* SELECTED EXCERPT

◆ ◆ ◆ ◆

To enable WAL archiving, set the wal_level configuration parameter to replica or higher, archive_mode to on, specify the shell command to use in the archive_command configuration parameter or specify the library to use in the archive_library configuration parameter. In practice these settings will always be placed in the postgresql.conf file.

Making a Base Backup

The easiest way to perform a base backup is to use the pg_basebackup tool. It can create a base backup either as regular files or as a tar archive. If more flexibility than pg_basebackup can provide is required, you can also make a base backup using the low level API (see Section 25.3.4).

It is not necessary to be concerned about the amount of time it takes to make a base backup. However, if you normally run the server with full_page_writes disabled, you might notice a drop in performance while the backup runs since full_page_writes is effectively forced on during backup mode.

To make use of the backup, you will need to keep all the WAL segment files generated during and after the file system backup. To aid you in doing this, the base backup process creates a backup history file that is immediately stored into the WAL archive area. This file is named after the first WAL segment file that you need for the file system backup. For example, if the starting WAL file is 0000000100001234000055CD the backup history file will be named something like 0000000100001234000055CD.007C9330.backup. (The second part of the file name stands for an exact position within the WAL file, and can ordinarily be ignored.) Once you have safely archived the file system backup and the WAL segment files used during the backup (as specified in the backup history file), all archived WAL segments with names numerically less are no longer needed to recover the file system backup and can be deleted. However, you should consider keeping several backup sets to be absolutely certain that you can recover your data.

The backup history file is just a small text file. It contains the label string you gave to pg_basebackup, as well as the starting and ending times and WAL segments of the backup. If you used the label to identify the associated dump file, then the archived history file is enough to tell you which dump file to restore.

◆ ◆ ◆ ◆

* MATERIAL SUPPLIED
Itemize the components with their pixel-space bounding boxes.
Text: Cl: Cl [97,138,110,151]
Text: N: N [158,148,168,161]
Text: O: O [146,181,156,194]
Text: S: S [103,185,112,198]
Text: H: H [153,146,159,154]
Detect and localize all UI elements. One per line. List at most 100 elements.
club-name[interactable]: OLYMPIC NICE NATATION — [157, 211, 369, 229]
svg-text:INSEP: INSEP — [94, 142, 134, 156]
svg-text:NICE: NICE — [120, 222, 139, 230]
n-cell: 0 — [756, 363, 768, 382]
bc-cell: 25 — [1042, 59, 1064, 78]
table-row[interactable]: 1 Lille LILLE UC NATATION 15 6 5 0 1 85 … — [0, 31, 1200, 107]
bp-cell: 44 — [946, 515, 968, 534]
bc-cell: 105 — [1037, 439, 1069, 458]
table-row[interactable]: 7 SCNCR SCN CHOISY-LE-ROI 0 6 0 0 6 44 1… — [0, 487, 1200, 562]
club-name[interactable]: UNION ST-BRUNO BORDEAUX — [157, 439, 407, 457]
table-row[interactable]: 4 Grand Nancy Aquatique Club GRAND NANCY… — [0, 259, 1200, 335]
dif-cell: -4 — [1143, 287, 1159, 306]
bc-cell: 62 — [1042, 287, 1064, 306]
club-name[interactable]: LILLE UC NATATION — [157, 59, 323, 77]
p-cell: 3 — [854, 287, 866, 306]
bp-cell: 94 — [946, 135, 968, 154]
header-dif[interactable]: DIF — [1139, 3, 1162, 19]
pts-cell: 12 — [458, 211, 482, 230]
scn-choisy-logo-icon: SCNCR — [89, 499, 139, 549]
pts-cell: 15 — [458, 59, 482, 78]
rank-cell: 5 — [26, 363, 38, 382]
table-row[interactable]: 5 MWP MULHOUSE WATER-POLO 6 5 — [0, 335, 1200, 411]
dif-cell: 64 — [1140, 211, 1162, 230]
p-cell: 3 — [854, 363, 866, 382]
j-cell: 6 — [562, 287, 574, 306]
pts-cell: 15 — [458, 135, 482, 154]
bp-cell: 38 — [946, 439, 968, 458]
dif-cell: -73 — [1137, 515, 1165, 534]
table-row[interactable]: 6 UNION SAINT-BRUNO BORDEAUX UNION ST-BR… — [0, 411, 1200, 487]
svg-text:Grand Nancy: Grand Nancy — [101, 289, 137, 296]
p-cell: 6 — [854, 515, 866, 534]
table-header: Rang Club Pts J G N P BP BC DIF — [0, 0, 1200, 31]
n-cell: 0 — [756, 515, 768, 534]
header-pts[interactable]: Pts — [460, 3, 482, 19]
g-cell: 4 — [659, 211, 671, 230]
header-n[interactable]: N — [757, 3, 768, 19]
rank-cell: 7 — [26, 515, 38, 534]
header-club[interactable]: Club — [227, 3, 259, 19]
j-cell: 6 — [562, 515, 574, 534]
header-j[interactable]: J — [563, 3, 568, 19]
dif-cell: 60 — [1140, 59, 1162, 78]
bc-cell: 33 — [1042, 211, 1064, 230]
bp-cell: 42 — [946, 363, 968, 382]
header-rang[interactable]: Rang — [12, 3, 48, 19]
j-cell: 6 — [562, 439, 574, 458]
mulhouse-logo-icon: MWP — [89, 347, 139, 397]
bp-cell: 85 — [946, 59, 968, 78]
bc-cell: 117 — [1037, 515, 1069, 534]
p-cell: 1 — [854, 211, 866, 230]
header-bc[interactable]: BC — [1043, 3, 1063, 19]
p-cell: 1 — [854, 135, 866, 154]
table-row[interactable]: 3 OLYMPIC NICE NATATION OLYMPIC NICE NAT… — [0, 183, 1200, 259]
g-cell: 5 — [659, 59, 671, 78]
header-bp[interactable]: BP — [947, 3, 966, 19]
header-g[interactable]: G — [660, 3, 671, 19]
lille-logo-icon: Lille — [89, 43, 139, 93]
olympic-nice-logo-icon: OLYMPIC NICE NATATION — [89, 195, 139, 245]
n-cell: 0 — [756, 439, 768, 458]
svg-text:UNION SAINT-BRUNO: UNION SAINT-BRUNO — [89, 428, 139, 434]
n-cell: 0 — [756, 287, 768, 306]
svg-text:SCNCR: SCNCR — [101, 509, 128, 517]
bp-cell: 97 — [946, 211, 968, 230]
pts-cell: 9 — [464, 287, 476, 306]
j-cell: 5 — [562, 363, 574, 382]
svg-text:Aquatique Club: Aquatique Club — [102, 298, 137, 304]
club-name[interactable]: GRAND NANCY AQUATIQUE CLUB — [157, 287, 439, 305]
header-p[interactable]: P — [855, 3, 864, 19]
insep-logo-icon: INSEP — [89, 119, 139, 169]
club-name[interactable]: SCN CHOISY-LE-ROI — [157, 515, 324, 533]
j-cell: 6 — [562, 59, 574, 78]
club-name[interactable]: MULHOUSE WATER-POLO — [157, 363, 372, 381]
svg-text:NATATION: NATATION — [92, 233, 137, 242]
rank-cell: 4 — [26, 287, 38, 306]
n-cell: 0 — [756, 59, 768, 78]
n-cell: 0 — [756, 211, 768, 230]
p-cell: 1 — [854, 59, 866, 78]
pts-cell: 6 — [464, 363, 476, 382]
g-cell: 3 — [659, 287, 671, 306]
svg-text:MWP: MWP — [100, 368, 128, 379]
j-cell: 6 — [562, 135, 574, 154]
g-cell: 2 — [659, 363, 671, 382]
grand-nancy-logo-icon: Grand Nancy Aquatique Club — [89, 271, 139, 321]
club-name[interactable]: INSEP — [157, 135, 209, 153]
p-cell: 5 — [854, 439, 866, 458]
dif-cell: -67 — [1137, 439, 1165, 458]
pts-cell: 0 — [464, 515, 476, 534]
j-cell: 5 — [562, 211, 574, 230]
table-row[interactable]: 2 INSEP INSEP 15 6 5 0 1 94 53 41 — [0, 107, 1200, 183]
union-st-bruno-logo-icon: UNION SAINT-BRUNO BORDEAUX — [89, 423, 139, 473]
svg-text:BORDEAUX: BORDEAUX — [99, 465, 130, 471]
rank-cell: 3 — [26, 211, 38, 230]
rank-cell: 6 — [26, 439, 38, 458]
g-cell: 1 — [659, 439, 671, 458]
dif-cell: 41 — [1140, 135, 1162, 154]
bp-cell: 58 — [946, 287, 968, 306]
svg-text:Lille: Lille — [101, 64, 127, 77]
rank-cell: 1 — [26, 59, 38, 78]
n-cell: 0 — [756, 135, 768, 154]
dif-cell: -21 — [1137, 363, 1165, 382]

◆ ◆ ◆ ◆

* WHAT IS REQUIRED
Please print the PostgreSQL backup text between "Making a Base" and "(see Section 25.3.4).", inclusive. Work from the PostgreSQL backup text alone and set the listing aside.

* ANSWER TO THIS PROBLEM
Making a Base Backup

The easiest way to perform a base backup is to use the pg_basebackup tool. It can create a base backup either as regular files or as a tar archive. If more flexibility than pg_basebackup can provide is required, you can also make a base backup using the low level API (see Section 25.3.4).